• _What you have to do_:
Repeat word for word every line of the listing, from its first line down to the line containing "legend-swatch [428, 28, 446, 38]", including both of those lines.

(Entries taken from a collection)
--- BEGIN ---
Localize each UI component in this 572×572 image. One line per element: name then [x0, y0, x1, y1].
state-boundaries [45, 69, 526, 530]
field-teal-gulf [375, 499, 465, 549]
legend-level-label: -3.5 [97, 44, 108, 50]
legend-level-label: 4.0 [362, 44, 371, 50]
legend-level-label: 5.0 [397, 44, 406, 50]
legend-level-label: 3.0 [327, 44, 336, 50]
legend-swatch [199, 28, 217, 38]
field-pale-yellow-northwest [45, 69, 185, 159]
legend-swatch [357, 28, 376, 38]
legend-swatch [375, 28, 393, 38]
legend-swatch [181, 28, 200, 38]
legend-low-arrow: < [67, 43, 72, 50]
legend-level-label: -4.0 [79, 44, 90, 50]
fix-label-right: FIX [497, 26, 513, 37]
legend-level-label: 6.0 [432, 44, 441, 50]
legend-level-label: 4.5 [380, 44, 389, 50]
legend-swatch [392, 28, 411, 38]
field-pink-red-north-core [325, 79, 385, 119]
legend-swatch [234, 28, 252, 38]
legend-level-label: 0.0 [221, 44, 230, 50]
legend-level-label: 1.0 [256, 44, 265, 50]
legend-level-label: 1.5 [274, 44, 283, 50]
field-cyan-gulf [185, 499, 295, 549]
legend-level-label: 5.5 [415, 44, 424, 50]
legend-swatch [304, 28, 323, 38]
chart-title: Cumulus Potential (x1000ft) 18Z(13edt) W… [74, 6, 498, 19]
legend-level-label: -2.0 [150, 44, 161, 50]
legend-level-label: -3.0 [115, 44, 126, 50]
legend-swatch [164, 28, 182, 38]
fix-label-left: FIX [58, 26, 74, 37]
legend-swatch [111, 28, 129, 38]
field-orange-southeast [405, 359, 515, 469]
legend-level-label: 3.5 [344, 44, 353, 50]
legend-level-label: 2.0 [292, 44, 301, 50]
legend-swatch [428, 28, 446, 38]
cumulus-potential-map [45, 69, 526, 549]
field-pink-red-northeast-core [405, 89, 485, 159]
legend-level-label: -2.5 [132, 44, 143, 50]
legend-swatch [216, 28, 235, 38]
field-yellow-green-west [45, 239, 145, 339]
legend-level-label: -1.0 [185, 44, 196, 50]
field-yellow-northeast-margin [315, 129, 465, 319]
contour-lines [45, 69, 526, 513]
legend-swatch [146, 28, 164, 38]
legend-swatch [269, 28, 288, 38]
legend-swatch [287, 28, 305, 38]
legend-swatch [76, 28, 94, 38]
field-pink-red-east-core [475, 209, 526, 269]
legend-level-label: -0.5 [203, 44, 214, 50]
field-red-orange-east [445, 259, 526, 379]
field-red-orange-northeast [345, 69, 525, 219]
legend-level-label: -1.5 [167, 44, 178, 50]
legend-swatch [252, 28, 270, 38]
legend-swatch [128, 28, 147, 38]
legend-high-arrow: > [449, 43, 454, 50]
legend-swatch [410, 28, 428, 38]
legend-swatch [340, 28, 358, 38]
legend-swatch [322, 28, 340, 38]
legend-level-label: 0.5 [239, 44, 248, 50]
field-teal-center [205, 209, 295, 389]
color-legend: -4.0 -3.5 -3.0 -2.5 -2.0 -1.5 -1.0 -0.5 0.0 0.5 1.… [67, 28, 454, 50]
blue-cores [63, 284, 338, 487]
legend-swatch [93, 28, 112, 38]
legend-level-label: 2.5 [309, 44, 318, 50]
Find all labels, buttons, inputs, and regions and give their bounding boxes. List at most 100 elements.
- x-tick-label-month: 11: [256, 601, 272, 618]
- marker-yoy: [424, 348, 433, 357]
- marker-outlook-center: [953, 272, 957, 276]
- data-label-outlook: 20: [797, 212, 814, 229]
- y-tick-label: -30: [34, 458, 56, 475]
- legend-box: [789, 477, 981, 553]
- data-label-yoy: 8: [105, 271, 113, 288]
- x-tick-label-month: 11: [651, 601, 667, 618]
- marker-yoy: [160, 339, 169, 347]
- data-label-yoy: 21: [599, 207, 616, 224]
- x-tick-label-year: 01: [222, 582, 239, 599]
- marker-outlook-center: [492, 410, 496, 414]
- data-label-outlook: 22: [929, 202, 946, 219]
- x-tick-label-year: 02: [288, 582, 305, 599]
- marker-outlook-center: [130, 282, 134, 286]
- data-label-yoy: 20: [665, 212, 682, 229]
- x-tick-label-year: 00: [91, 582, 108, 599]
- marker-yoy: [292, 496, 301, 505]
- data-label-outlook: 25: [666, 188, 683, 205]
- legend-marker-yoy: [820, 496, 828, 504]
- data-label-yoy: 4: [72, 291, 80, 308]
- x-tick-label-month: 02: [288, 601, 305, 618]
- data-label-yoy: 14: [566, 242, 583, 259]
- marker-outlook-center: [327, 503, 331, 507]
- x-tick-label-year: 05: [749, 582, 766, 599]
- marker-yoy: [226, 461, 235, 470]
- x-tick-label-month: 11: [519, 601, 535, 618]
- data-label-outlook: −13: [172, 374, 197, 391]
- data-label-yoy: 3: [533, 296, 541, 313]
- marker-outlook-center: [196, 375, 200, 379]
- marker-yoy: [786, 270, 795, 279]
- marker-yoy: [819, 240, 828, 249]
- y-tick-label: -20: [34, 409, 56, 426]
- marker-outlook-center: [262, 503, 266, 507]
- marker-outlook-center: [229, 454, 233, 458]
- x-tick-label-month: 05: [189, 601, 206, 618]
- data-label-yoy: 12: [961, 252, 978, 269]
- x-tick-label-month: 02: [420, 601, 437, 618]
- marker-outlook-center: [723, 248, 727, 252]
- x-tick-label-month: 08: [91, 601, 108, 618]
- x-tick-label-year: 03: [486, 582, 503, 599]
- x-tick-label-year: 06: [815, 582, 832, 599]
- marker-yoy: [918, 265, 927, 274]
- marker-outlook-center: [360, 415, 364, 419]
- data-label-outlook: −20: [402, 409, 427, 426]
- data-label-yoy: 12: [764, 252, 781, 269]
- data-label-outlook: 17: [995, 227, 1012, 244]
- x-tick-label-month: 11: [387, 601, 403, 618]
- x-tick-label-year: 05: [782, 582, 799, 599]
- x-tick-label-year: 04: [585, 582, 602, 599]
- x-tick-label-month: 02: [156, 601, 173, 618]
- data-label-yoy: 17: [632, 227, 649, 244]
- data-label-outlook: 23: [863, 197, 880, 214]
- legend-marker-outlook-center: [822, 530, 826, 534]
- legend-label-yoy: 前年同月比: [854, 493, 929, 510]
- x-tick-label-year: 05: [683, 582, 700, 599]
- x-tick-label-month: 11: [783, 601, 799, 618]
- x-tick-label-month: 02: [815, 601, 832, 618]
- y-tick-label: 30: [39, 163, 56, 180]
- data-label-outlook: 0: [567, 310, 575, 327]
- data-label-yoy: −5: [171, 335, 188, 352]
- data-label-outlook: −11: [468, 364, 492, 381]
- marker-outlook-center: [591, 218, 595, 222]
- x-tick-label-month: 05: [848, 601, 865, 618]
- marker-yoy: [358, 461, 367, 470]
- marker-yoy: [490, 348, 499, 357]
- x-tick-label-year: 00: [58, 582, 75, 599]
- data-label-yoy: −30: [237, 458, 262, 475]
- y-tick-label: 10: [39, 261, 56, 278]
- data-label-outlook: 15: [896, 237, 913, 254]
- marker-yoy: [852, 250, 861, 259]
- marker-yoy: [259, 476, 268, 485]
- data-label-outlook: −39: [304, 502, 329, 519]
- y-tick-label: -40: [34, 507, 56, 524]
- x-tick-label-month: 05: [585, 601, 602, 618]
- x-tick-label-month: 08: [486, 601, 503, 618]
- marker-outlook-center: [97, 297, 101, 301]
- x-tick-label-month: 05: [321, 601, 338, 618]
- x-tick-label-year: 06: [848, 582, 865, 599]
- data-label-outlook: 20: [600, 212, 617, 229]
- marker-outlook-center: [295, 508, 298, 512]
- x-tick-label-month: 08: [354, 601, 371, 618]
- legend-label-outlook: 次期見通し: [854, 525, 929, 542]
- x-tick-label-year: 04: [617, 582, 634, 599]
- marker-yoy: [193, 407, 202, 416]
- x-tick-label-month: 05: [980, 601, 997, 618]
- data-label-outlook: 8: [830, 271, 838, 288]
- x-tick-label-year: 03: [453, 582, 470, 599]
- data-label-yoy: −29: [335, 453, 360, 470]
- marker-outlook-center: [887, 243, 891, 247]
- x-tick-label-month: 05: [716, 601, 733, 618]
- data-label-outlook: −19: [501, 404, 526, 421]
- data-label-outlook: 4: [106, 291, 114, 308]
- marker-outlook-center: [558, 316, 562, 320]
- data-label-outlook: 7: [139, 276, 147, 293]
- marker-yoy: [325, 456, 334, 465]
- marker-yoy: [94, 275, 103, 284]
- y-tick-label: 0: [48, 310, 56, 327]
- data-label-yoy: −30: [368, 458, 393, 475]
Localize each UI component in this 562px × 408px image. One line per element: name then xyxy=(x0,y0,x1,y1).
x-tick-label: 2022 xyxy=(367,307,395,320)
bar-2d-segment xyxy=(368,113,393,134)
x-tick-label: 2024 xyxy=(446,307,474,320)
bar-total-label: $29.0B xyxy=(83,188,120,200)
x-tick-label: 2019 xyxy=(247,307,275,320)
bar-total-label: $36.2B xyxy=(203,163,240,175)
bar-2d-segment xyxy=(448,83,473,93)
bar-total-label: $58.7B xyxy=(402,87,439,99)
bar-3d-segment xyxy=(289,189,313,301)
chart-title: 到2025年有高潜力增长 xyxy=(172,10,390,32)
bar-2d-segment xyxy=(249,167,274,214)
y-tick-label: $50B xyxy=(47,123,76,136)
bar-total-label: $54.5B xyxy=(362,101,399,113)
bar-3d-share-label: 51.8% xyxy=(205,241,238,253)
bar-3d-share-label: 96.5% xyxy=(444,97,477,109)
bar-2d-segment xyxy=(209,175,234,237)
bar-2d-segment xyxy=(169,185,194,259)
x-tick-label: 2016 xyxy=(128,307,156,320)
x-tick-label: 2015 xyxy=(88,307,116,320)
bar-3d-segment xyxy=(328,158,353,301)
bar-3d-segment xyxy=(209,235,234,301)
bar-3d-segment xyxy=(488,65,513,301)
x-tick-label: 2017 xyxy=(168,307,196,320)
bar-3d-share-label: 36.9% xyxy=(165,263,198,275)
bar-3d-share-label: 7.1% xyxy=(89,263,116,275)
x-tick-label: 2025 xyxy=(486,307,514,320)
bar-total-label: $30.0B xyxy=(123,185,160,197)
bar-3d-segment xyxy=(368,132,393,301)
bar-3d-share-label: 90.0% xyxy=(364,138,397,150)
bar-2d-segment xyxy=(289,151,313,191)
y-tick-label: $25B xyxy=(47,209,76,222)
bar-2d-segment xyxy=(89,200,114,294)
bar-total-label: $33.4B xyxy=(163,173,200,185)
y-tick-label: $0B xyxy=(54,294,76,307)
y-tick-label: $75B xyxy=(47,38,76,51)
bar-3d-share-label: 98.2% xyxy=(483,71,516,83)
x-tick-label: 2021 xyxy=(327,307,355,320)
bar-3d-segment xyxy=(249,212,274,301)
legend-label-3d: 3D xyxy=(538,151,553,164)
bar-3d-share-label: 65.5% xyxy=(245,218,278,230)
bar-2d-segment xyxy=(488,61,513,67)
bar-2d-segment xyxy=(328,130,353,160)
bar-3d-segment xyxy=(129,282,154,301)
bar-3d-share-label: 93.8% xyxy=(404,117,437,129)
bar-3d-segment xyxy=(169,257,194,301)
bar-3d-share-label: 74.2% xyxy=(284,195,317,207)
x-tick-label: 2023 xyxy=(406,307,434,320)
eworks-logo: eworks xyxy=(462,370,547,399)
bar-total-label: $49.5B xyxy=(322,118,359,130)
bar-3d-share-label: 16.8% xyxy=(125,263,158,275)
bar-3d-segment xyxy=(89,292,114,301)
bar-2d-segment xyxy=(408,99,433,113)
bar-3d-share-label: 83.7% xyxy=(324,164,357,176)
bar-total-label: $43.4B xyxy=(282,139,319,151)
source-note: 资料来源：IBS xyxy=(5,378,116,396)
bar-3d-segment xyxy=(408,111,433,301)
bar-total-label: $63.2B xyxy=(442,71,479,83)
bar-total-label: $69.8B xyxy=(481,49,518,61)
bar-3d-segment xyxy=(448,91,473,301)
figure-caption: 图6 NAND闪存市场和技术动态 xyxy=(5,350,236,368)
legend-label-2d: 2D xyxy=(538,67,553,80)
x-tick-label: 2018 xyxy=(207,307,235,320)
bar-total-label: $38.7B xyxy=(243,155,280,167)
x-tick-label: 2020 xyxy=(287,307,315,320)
--- END ---
• _Solution for this task_:
Localize each UI component in this 572×572 image. One line per element: name then [x0, y0, x1, y1].
state-boundaries [45, 69, 526, 530]
field-teal-gulf [375, 499, 465, 549]
legend-level-label: -3.5 [97, 44, 108, 50]
legend-level-label: 4.0 [362, 44, 371, 50]
legend-level-label: 5.0 [397, 44, 406, 50]
legend-level-label: 3.0 [327, 44, 336, 50]
legend-swatch [199, 28, 217, 38]
field-pale-yellow-northwest [45, 69, 185, 159]
legend-swatch [357, 28, 376, 38]
legend-swatch [375, 28, 393, 38]
legend-swatch [181, 28, 200, 38]
legend-low-arrow: < [67, 43, 72, 50]
legend-level-label: -4.0 [79, 44, 90, 50]
fix-label-right: FIX [497, 26, 513, 37]
legend-level-label: 6.0 [432, 44, 441, 50]
legend-level-label: 4.5 [380, 44, 389, 50]
legend-swatch [392, 28, 411, 38]
field-pink-red-north-core [325, 79, 385, 119]
legend-swatch [234, 28, 252, 38]
legend-level-label: 0.0 [221, 44, 230, 50]
legend-level-label: 1.0 [256, 44, 265, 50]
legend-level-label: 1.5 [274, 44, 283, 50]
field-cyan-gulf [185, 499, 295, 549]
legend-level-label: 5.5 [415, 44, 424, 50]
legend-swatch [304, 28, 323, 38]
chart-title: Cumulus Potential (x1000ft) 18Z(13edt) W… [74, 6, 498, 19]
legend-level-label: -2.0 [150, 44, 161, 50]
legend-level-label: -3.0 [115, 44, 126, 50]
legend-swatch [164, 28, 182, 38]
fix-label-left: FIX [58, 26, 74, 37]
legend-swatch [111, 28, 129, 38]
field-orange-southeast [405, 359, 515, 469]
legend-level-label: 3.5 [344, 44, 353, 50]
legend-level-label: 2.0 [292, 44, 301, 50]
legend-swatch [428, 28, 446, 38]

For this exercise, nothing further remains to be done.